_Task goal_
Show every line of the records below that contains the word "JSON".

_Provided data_
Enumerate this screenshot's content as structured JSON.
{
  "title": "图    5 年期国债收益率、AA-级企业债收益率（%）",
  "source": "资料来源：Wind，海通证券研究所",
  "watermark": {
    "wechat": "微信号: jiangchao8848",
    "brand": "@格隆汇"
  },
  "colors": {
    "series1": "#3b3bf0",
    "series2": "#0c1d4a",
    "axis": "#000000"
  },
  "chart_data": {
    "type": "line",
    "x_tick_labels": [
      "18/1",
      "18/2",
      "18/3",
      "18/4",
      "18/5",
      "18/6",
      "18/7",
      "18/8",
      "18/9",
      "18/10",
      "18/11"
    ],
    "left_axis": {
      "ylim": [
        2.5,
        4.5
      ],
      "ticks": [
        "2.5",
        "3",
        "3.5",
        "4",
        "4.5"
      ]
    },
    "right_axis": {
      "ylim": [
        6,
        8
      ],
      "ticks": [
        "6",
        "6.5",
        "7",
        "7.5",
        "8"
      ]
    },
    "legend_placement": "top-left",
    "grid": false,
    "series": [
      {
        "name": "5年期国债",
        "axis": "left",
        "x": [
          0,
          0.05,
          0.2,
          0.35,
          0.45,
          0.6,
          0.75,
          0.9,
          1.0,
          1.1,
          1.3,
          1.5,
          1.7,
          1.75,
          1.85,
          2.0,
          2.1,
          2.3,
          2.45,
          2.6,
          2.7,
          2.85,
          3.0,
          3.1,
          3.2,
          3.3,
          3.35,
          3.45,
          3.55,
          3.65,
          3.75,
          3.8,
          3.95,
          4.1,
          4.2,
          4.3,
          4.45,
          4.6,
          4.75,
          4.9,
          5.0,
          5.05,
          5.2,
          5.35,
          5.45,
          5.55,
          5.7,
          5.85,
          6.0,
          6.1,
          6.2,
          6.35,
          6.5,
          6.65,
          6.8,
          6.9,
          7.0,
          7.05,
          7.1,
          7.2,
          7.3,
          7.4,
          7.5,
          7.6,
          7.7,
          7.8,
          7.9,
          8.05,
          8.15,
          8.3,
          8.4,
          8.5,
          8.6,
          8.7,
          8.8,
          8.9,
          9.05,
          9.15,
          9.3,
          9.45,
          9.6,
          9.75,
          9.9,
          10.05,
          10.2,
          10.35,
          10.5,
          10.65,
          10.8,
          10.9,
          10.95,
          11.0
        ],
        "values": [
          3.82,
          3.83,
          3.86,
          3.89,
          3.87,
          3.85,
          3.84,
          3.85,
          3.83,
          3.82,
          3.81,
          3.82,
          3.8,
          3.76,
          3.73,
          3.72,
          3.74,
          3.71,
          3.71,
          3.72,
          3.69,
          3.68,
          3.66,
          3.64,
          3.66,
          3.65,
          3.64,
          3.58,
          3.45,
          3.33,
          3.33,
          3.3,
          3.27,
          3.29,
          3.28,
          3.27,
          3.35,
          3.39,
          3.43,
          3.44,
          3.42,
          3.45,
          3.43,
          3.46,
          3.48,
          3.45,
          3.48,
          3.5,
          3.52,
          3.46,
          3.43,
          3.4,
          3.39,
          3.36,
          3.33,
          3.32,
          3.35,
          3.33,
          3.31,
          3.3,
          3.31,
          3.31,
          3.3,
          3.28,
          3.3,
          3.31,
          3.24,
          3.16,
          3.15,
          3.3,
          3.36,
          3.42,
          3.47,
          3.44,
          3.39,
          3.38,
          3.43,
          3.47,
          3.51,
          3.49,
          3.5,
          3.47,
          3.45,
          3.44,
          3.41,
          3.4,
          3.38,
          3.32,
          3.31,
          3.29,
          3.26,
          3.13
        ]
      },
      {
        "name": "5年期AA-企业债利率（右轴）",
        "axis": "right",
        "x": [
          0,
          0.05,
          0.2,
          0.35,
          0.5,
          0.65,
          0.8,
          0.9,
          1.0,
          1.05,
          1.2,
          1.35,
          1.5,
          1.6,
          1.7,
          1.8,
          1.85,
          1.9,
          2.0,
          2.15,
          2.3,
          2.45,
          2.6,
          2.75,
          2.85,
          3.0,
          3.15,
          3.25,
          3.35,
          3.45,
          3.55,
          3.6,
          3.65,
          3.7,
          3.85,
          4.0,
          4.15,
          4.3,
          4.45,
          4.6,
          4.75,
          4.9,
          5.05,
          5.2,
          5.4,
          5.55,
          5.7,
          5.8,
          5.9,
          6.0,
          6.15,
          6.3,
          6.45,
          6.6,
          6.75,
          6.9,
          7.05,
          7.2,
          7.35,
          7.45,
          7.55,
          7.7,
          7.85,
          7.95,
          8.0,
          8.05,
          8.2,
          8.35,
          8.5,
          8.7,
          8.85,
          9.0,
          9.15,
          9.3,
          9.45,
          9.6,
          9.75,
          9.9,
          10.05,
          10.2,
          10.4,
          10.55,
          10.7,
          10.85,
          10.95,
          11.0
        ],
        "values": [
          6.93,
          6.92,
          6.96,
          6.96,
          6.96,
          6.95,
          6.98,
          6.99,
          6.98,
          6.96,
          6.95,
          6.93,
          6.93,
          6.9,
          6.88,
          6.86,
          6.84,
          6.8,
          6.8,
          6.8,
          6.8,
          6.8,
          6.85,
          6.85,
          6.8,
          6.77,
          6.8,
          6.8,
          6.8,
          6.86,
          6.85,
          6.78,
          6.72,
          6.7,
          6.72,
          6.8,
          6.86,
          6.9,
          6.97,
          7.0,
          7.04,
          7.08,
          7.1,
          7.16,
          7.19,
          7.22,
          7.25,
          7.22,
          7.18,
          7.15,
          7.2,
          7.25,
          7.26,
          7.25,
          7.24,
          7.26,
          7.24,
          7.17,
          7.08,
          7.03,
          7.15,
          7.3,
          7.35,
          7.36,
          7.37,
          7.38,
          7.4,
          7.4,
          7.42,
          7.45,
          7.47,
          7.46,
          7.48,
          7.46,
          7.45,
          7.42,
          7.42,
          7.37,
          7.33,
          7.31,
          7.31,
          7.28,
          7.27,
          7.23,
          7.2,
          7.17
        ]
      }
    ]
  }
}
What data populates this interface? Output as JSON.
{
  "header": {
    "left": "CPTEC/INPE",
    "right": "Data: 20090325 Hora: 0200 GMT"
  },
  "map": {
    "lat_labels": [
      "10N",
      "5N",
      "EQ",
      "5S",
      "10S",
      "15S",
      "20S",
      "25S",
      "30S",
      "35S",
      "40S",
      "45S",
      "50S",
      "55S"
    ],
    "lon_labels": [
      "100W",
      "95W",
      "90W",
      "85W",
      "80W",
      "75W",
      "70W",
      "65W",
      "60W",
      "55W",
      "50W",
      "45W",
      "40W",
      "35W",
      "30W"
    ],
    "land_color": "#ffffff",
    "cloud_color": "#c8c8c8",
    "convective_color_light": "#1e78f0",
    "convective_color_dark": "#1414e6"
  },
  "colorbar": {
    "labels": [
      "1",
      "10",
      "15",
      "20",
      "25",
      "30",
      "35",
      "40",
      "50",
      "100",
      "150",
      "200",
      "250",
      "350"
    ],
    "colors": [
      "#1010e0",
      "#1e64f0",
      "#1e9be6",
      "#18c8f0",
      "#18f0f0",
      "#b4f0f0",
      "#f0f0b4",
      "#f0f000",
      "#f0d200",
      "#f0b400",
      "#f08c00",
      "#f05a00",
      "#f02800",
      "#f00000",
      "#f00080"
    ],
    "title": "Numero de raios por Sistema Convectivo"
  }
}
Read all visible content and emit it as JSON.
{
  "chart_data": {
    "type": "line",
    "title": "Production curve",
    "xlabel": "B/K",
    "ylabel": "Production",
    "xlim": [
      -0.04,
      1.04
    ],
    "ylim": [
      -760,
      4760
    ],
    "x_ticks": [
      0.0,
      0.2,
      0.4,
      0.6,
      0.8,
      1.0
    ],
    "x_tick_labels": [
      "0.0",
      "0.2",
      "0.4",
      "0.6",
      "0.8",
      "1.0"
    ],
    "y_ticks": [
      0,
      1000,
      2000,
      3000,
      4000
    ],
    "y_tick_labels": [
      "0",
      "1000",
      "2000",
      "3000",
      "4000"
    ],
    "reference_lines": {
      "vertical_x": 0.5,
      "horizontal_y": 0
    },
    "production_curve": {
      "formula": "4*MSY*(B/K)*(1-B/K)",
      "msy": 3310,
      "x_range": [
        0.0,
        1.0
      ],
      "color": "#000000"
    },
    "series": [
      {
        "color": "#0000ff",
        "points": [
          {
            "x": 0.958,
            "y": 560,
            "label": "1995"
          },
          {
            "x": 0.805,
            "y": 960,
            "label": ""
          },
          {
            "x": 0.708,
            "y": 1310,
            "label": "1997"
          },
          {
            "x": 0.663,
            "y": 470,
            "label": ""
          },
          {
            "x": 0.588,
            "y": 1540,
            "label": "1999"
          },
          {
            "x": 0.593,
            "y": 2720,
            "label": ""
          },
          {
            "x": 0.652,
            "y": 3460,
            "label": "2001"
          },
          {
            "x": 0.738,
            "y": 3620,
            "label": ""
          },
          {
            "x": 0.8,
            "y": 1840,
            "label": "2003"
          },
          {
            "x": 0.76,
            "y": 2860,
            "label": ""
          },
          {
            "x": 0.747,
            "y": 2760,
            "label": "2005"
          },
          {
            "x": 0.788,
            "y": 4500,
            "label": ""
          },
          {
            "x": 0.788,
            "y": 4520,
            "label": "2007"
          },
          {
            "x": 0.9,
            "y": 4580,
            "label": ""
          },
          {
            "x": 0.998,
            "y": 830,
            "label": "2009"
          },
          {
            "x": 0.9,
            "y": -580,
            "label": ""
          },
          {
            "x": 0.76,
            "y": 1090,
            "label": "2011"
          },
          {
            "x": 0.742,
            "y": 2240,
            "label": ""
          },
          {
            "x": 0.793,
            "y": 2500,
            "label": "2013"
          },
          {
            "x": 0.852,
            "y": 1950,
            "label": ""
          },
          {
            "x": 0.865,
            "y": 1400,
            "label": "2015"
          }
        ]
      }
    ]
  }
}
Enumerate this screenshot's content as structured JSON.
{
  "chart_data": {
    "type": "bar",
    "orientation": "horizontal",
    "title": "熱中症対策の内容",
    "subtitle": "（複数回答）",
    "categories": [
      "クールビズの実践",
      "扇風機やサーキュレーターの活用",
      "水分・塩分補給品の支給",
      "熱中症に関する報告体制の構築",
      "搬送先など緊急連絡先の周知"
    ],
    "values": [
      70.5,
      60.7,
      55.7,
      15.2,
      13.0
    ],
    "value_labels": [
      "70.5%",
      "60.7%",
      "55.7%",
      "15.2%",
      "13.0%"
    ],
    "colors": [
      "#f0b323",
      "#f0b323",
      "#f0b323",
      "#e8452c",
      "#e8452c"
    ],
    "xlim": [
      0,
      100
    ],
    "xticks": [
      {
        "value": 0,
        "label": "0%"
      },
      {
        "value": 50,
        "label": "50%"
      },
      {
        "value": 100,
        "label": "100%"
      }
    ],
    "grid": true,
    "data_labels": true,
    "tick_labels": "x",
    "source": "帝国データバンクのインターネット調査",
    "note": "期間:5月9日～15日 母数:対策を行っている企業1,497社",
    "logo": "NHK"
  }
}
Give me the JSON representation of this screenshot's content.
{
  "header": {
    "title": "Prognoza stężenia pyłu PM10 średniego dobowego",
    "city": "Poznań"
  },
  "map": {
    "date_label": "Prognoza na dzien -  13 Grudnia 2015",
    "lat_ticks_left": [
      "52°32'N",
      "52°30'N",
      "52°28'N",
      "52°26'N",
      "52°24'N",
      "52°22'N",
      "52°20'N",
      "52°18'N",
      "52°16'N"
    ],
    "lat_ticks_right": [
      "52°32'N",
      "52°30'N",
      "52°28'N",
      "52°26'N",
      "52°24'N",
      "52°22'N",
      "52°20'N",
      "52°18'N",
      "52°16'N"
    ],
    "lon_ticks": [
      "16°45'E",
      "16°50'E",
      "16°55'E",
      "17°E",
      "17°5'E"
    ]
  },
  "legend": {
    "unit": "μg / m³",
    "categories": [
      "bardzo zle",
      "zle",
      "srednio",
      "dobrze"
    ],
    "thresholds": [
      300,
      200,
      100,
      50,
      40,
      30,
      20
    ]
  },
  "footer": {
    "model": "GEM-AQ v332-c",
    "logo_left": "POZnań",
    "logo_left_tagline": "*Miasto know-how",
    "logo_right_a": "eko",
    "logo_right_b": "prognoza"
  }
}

_Result for this task_
Enumerate this screenshot's content as structured JSON.
What data populates this interface? Output as JSON.
Read all visible content and emit it as JSON.
Enumerate this screenshot's content as structured JSON.
Give me the JSON representation of this screenshot's content.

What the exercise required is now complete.